LE LETTRÉ : DÉFINITIONS ET ENJEUX


Introduction



Le Lettré : définitions et enjeux

 

 En décembre 2015, William Marx m’a invité à parler de mon travail dans le séminaire de recherche qu’il animait à l’université Paris Nanterre et qui était dédié, dans la suite de son livre de 2009, aux « mythologies du lettré ». Une discussion vraiment intéressante a suivi la brève présentation de ma thèse consacrée aux carnets d’écrivains ; nous avons interrogé les rapports du lettré à la lecture, mais aussi le rôle que jouent les déterminations sociales et politiques dans le destin des lettrés (je me souviens que l’une des questions abordée était celle de savoir par exemple ce que représente pour un lettré du XXe siècle le fait d’être né de tel ou tel côté du Rideau de Fer, etc.). Le dialogue, nourri par les interventions des étudiants, a révélé certains désaccords, mais surtout une confiance partagée en ce qui concerne la force historique, conceptuelle et analytique de la notion de lettré. C’est pour cela que nous avons souhaité poursuivre ce débat et approfondir, avec d’autres collègues, les questions soulevées par cette notion. C’était l’objectif principal de la journée d’études que nous avons organisée le 26 janvier 2017, à Nanterre, et dont nous publions ici les actes.
=-=-=-=-=
CONSIGNES À SUIVRE
a: D'après l'introduction consacrée au lettré, à quelle date la journée d'études s'est-elle tenue à Nanterre ?
b: Poursuivez l'introduction consacrée à la notion de lettré à partir de sa dernière phrase.
=-=-=-=-=
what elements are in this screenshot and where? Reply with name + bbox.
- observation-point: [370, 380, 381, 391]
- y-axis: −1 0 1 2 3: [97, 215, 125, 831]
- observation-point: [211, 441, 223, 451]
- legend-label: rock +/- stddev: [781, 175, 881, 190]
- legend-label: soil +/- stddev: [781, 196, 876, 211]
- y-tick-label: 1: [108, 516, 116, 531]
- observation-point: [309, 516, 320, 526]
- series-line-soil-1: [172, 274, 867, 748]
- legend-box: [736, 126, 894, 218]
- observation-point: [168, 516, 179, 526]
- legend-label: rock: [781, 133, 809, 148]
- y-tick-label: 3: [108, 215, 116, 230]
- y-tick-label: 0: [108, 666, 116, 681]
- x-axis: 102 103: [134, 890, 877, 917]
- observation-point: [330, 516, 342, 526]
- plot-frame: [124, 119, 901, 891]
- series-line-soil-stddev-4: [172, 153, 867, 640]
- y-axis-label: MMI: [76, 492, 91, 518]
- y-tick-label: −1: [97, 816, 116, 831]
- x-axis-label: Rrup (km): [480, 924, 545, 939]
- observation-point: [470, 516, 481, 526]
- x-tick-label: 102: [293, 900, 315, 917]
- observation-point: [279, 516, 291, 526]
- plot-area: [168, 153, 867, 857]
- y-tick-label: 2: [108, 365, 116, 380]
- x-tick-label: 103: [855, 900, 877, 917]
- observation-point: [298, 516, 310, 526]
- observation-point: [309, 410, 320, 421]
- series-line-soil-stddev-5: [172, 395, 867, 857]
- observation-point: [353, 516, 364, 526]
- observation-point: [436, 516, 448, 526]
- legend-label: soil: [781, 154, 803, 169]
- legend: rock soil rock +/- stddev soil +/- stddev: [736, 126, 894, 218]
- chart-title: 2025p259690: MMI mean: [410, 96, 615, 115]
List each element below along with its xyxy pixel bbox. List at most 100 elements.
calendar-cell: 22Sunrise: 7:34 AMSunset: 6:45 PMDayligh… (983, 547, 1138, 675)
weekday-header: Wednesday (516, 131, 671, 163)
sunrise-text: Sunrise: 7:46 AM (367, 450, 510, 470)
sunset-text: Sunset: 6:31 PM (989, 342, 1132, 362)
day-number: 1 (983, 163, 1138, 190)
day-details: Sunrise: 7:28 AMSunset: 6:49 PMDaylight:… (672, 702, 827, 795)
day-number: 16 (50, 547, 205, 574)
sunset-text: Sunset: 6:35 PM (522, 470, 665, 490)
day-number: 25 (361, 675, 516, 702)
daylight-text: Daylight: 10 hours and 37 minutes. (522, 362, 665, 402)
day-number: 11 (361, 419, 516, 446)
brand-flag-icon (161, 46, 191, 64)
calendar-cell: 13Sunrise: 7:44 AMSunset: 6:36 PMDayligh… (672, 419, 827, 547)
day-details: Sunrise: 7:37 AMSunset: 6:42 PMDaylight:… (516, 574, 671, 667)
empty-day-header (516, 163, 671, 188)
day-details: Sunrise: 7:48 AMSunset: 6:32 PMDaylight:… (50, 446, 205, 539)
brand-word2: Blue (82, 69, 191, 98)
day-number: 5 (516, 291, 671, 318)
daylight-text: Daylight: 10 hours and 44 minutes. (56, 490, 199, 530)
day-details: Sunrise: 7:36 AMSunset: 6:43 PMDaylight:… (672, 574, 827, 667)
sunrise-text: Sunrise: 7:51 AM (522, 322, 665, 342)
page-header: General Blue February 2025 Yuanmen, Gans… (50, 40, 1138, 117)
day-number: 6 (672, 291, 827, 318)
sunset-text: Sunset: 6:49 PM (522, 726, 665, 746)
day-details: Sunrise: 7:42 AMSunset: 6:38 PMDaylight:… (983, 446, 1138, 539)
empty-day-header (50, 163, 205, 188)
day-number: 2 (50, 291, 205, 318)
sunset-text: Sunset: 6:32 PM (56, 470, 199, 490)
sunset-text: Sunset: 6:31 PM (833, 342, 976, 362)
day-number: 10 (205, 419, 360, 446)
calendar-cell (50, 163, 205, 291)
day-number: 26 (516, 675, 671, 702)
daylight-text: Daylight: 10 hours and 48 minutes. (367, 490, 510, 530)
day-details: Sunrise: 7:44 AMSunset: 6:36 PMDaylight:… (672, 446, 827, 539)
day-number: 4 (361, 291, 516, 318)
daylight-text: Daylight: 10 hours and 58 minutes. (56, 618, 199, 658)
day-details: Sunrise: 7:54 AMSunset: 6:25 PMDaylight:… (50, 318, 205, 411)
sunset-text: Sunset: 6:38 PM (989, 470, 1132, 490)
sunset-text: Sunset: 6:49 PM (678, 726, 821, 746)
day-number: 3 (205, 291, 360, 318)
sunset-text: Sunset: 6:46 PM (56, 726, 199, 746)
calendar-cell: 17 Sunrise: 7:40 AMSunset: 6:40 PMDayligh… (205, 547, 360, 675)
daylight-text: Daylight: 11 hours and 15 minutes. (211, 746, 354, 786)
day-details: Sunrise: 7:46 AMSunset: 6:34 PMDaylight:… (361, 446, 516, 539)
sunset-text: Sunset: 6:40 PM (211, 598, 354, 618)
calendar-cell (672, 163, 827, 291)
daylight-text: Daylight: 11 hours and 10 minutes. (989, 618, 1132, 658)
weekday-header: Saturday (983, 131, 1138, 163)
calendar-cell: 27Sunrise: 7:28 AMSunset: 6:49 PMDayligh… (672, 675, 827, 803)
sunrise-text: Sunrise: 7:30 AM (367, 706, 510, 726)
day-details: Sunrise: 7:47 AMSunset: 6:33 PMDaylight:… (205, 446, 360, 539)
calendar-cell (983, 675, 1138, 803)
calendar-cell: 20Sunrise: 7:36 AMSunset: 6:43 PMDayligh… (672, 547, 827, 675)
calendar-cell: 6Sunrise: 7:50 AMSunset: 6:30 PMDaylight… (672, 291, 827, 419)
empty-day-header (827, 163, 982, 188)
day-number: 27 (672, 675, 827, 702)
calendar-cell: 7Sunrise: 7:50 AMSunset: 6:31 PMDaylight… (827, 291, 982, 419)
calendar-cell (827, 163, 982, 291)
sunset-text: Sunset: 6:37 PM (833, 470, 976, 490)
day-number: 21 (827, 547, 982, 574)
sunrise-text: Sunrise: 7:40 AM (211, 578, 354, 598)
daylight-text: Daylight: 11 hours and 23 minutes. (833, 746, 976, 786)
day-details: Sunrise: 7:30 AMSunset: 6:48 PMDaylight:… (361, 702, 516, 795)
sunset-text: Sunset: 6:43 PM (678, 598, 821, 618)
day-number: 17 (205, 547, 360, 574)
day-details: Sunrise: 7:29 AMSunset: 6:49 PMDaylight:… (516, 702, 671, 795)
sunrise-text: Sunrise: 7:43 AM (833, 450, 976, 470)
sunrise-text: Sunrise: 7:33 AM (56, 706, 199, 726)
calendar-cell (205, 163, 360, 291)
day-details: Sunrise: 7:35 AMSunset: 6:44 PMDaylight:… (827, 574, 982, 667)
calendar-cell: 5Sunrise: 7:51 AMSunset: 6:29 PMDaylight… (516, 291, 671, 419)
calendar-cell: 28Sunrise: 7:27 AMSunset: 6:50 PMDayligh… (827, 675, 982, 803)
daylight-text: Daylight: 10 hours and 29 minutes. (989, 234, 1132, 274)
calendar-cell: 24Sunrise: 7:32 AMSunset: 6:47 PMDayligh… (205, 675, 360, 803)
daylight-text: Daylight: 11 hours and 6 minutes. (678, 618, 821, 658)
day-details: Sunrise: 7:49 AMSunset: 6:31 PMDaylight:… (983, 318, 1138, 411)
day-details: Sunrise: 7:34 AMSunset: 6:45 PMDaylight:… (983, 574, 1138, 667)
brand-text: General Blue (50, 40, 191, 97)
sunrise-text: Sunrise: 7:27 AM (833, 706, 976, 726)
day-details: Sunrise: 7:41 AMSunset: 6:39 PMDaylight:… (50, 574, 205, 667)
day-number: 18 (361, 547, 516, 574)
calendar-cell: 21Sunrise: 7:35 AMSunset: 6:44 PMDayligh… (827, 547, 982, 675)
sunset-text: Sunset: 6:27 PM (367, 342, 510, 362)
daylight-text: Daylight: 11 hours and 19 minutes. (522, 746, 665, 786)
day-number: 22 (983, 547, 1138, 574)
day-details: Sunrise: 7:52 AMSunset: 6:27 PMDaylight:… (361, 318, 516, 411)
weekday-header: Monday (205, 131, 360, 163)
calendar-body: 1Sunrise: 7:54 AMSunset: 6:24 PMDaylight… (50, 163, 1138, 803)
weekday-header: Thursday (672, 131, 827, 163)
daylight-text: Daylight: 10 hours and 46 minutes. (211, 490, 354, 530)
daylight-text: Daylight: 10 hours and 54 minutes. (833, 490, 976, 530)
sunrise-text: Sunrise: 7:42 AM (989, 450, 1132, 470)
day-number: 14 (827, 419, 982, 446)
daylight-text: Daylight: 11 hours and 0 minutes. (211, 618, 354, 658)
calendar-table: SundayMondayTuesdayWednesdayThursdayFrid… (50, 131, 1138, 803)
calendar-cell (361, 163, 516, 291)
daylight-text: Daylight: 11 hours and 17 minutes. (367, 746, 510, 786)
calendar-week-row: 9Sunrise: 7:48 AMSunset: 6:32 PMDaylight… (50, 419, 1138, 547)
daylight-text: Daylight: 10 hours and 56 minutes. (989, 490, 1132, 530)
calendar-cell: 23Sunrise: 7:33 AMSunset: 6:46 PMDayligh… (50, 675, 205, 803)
=-=-=-=-=
RÉPONSES ATTENDUES
a: Le 26 janvier 2017.

b:
 L’intervention de William Marx, « Le lettré comme problème », replace la question du lettré au sein d’une problématique plus générale, celle d’une histoire de l’idée de « littérature », et dans une trajectoire de recherche qui s’emploie à montrer, depuis plusieurs années, que l’approche littéraire doit être replacée dans « une histoire plus vaste et plus longue des usages des textes ». Mélanie Jecker, dans une intervention intitulée « Linéaments de la figure du letrado dans la Castille du XVe siècle » répond précisément à ce défi, en nous rappelant l’histoire du mot « lettré », lequel, à partir de l’époque qu’elle analyse, tend à désigner « une catégorie sociale particulière, formée à l’université » et destinée à « investir les rouages de l’administration monarchique, mais aussi, dans une moindre mesure, les cours nobiliaires » ; elle montre aussi quelques exemples de lettrés infidèles aux textes qu’ils sont censés transmettre puisqu’ils contribuent essentiellement à « l’élaboration d’un discours de légitimation de l’autorité royale ».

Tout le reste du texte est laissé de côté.